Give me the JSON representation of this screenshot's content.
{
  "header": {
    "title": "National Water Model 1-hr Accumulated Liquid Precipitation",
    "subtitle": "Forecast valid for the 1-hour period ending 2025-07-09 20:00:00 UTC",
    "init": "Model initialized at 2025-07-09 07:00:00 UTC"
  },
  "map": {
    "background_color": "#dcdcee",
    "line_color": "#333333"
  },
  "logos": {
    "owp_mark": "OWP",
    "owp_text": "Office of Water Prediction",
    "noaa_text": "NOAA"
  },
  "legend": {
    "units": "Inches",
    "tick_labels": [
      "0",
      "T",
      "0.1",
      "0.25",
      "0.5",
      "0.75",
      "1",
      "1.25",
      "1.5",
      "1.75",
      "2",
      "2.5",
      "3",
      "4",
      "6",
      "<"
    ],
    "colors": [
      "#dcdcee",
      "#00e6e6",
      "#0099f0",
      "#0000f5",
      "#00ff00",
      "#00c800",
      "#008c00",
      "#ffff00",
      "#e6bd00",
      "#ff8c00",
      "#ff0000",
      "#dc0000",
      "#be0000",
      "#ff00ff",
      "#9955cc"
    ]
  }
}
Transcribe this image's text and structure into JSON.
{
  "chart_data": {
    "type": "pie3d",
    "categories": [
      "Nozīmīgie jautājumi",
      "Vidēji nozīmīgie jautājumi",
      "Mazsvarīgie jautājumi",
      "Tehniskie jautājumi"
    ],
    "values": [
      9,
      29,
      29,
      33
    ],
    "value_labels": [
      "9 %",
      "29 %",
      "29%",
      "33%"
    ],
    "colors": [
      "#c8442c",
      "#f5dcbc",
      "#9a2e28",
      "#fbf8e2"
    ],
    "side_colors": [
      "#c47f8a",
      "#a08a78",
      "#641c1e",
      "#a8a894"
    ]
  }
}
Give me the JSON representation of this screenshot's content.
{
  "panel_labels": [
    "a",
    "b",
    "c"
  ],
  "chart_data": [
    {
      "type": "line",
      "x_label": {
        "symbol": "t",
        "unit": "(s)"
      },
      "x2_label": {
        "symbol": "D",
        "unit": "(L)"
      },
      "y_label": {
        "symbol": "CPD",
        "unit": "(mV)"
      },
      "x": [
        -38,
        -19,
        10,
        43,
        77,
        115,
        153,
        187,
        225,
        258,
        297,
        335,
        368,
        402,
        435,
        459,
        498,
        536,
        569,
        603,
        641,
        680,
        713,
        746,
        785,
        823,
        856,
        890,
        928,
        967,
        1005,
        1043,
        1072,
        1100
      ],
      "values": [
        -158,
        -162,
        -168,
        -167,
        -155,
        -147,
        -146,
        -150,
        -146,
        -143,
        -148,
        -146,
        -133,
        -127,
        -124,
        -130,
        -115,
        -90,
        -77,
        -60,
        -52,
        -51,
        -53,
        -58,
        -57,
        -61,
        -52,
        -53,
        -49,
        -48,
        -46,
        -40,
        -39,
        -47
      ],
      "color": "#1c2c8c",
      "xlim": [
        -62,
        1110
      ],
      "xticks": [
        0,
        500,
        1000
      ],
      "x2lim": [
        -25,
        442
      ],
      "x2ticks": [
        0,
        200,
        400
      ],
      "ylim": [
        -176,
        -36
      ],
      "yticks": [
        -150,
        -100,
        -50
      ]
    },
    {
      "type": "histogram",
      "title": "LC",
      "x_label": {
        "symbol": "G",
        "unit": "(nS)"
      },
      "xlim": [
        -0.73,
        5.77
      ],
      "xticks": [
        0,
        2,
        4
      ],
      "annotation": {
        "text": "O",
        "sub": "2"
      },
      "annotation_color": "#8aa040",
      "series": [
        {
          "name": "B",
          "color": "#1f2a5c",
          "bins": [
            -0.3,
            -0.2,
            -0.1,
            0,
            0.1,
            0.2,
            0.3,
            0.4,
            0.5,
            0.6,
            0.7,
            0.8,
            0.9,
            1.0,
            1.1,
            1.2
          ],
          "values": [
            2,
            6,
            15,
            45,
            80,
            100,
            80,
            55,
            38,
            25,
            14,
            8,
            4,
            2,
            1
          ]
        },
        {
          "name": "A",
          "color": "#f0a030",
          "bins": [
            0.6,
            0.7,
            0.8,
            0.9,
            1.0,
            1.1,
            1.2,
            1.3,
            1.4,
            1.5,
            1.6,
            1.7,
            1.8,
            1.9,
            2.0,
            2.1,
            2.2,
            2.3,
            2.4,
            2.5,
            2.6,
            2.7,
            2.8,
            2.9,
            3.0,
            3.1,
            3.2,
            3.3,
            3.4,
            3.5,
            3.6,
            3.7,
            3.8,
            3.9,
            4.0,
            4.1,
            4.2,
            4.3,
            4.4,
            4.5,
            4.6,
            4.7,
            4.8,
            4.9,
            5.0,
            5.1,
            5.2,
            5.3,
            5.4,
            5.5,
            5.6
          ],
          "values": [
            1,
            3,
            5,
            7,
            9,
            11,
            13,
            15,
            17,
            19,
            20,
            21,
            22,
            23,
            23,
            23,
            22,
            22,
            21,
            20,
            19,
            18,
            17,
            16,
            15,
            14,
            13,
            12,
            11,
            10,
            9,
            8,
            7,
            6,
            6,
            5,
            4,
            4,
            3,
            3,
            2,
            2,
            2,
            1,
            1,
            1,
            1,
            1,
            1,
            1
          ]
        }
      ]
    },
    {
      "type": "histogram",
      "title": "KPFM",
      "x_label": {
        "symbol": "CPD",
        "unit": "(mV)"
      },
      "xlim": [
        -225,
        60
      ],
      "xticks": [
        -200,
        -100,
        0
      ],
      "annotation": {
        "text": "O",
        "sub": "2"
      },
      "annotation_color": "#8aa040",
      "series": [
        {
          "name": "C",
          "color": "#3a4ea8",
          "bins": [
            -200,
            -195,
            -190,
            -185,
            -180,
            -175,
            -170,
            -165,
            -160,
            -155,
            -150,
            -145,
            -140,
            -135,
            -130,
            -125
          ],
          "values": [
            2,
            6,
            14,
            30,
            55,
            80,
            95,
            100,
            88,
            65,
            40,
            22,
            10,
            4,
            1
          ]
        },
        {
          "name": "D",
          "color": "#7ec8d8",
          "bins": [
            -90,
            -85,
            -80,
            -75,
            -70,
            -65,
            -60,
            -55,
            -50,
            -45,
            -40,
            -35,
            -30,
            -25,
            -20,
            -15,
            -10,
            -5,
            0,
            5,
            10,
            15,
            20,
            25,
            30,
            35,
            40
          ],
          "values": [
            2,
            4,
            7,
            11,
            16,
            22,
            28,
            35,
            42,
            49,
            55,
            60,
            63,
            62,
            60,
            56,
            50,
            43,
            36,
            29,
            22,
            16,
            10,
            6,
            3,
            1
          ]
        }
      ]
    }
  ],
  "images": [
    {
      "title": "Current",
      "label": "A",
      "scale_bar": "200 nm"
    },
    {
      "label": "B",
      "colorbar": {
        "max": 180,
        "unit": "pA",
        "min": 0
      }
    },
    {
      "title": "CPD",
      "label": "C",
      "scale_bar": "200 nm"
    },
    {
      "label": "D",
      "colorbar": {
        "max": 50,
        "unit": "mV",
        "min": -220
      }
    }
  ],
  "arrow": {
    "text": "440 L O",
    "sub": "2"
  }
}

++++++++++

**Problem details:** Your task is to repeat the data exactly; please include every line.

**Task output:**
Give me the JSON representation of this screenshot's content.
{
  "header": {
    "title": "National Water Model 1-hr Accumulated Liquid Precipitation",
    "subtitle": "Forecast valid for the 1-hour period ending 2025-07-09 20:00:00 UTC",
    "init": "Model initialized at 2025-07-09 07:00:00 UTC"
  },
  "map": {
    "background_color": "#dcdcee",
    "line_color": "#333333"
  },
  "logos": {
    "owp_mark": "OWP",
    "owp_text": "Office of Water Prediction",
    "noaa_text": "NOAA"
  },
  "legend": {
    "units": "Inches",
    "tick_labels": [
      "0",
      "T",
      "0.1",
      "0.25",
      "0.5",
      "0.75",
      "1",
      "1.25",
      "1.5",
      "1.75",
      "2",
      "2.5",
      "3",
      "4",
      "6",
      "<"
    ],
    "colors": [
      "#dcdcee",
      "#00e6e6",
      "#0099f0",
      "#0000f5",
      "#00ff00",
      "#00c800",
      "#008c00",
      "#ffff00",
      "#e6bd00",
      "#ff8c00",
      "#ff0000",
      "#dc0000",
      "#be0000",
      "#ff00ff",
      "#9955cc"
    ]
  }
}
Transcribe this image's text and structure into JSON.
{
  "chart_data": {
    "type": "pie3d",
    "categories": [
      "Nozīmīgie jautājumi",
      "Vidēji nozīmīgie jautājumi",
      "Mazsvarīgie jautājumi",
      "Tehniskie jautājumi"
    ],
    "values": [
      9,
      29,
      29,
      33
    ],
    "value_labels": [
      "9 %",
      "29 %",
      "29%",
      "33%"
    ],
    "colors": [
      "#c8442c",
      "#f5dcbc",
      "#9a2e28",
      "#fbf8e2"
    ],
    "side_colors": [
      "#c47f8a",
      "#a08a78",
      "#641c1e",
      "#a8a894"
    ]
  }
}
Give me the JSON representation of this screenshot's content.
{
  "panel_labels": [
    "a",
    "b",
    "c"
  ],
  "chart_data": [
    {
      "type": "line",
      "x_label": {
        "symbol": "t",
        "unit": "(s)"
      },
      "x2_label": {
        "symbol": "D",
        "unit": "(L)"
      },
      "y_label": {
        "symbol": "CPD",
        "unit": "(mV)"
      },
      "x": [
        -38,
        -19,
        10,
        43,
        77,
        115,
        153,
        187,
        225,
        258,
        297,
        335,
        368,
        402,
        435,
        459,
        498,
        536,
        569,
        603,
        641,
        680,
        713,
        746,
        785,
        823,
        856,
        890,
        928,
        967,
        1005,
        1043,
        1072,
        1100
      ],
      "values": [
        -158,
        -162,
        -168,
        -167,
        -155,
        -147,
        -146,
        -150,
        -146,
        -143,
        -148,
        -146,
        -133,
        -127,
        -124,
        -130,
        -115,
        -90,
        -77,
        -60,
        -52,
        -51,
        -53,
        -58,
        -57,
        -61,
        -52,
        -53,
        -49,
        -48,
        -46,
        -40,
        -39,
        -47
      ],
      "color": "#1c2c8c",
      "xlim": [
        -62,
        1110
      ],
      "xticks": [
        0,
        500,
        1000
      ],
      "x2lim": [
        -25,
        442
      ],
      "x2ticks": [
        0,
        200,
        400
      ],
      "ylim": [
        -176,
        -36
      ],
      "yticks": [
        -150,
        -100,
        -50
      ]
    },
    {
      "type": "histogram",
      "title": "LC",
      "x_label": {
        "symbol": "G",
        "unit": "(nS)"
      },
      "xlim": [
        -0.73,
        5.77
      ],
      "xticks": [
        0,
        2,
        4
      ],
      "annotation": {
        "text": "O",
        "sub": "2"
      },
      "annotation_color": "#8aa040",
      "series": [
        {
          "name": "B",
          "color": "#1f2a5c",
          "bins": [
            -0.3,
            -0.2,
            -0.1,
            0,
            0.1,
            0.2,
            0.3,
            0.4,
            0.5,
            0.6,
            0.7,
            0.8,
            0.9,
            1.0,
            1.1,
            1.2
          ],
          "values": [
            2,
            6,
            15,
            45,
            80,
            100,
            80,
            55,
            38,
            25,
            14,
            8,
            4,
            2,
            1
          ]
        },
        {
          "name": "A",
          "color": "#f0a030",
          "bins": [
            0.6,
            0.7,
            0.8,
            0.9,
            1.0,
            1.1,
            1.2,
            1.3,
            1.4,
            1.5,
            1.6,
            1.7,
            1.8,
            1.9,
            2.0,
            2.1,
            2.2,
            2.3,
            2.4,
            2.5,
            2.6,
            2.7,
            2.8,
            2.9,
            3.0,
            3.1,
            3.2,
            3.3,
            3.4,
            3.5,
            3.6,
            3.7,
            3.8,
            3.9,
            4.0,
            4.1,
            4.2,
            4.3,
            4.4,
            4.5,
            4.6,
            4.7,
            4.8,
            4.9,
            5.0,
            5.1,
            5.2,
            5.3,
            5.4,
            5.5,
            5.6
          ],
          "values": [
            1,
            3,
            5,
            7,
            9,
            11,
            13,
            15,
            17,
            19,
            20,
            21,
            22,
            23,
            23,
            23,
            22,
            22,
            21,
            20,
            19,
            18,
            17,
            16,
            15,
            14,
            13,
            12,
            11,
            10,
            9,
            8,
            7,
            6,
            6,
            5,
            4,
            4,
            3,
            3,
            2,
            2,
            2,
            1,
            1,
            1,
            1,
            1,
            1,
            1
          ]
        }
      ]
    },
    {
      "type": "histogram",
      "title": "KPFM",
      "x_label": {
        "symbol": "CPD",
        "unit": "(mV)"
      },
      "xlim": [
        -225,
        60
      ],
      "xticks": [
        -200,
        -100,
        0
      ],
      "annotation": {
        "text": "O",
        "sub": "2"
      },
      "annotation_color": "#8aa040",
      "series": [
        {
          "name": "C",
          "color": "#3a4ea8",
          "bins": [
            -200,
            -195,
            -190,
            -185,
            -180,
            -175,
            -170,
            -165,
            -160,
            -155,
            -150,
            -145,
            -140,
            -135,
            -130,
            -125
          ],
          "values": [
            2,
            6,
            14,
            30,
            55,
            80,
            95,
            100,
            88,
            65,
            40,
            22,
            10,
            4,
            1
          ]
        },
        {
          "name": "D",
          "color": "#7ec8d8",
          "bins": [
            -90,
            -85,
            -80,
            -75,
            -70,
            -65,
            -60,
            -55,
            -50,
            -45,
            -40,
            -35,
            -30,
            -25,
            -20,
            -15,
            -10,
            -5,
            0,
            5,
            10,
            15,
            20,
            25,
            30,
            35,
            40
          ],
          "values": [
            2,
            4,
            7,
            11,
            16,
            22,
            28,
            35,
            42,
            49,
            55,
            60,
            63,
            62,
            60,
            56,
            50,
            43,
            36,
            29,
            22,
            16,
            10,
            6,
            3,
            1
          ]
        }
      ]
    }
  ],
  "images": [
    {
      "title": "Current",
      "label": "A",
      "scale_bar": "200 nm"
    },
    {
      "label": "B",
      "colorbar": {
        "max": 180,
        "unit": "pA",
        "min": 0
      }
    },
    {
      "title": "CPD",
      "label": "C",
      "scale_bar": "200 nm"
    },
    {
      "label": "D",
      "colorbar": {
        "max": 50,
        "unit": "mV",
        "min": -220
      }
    }
  ],
  "arrow": {
    "text": "440 L O",
    "sub": "2"
  }
}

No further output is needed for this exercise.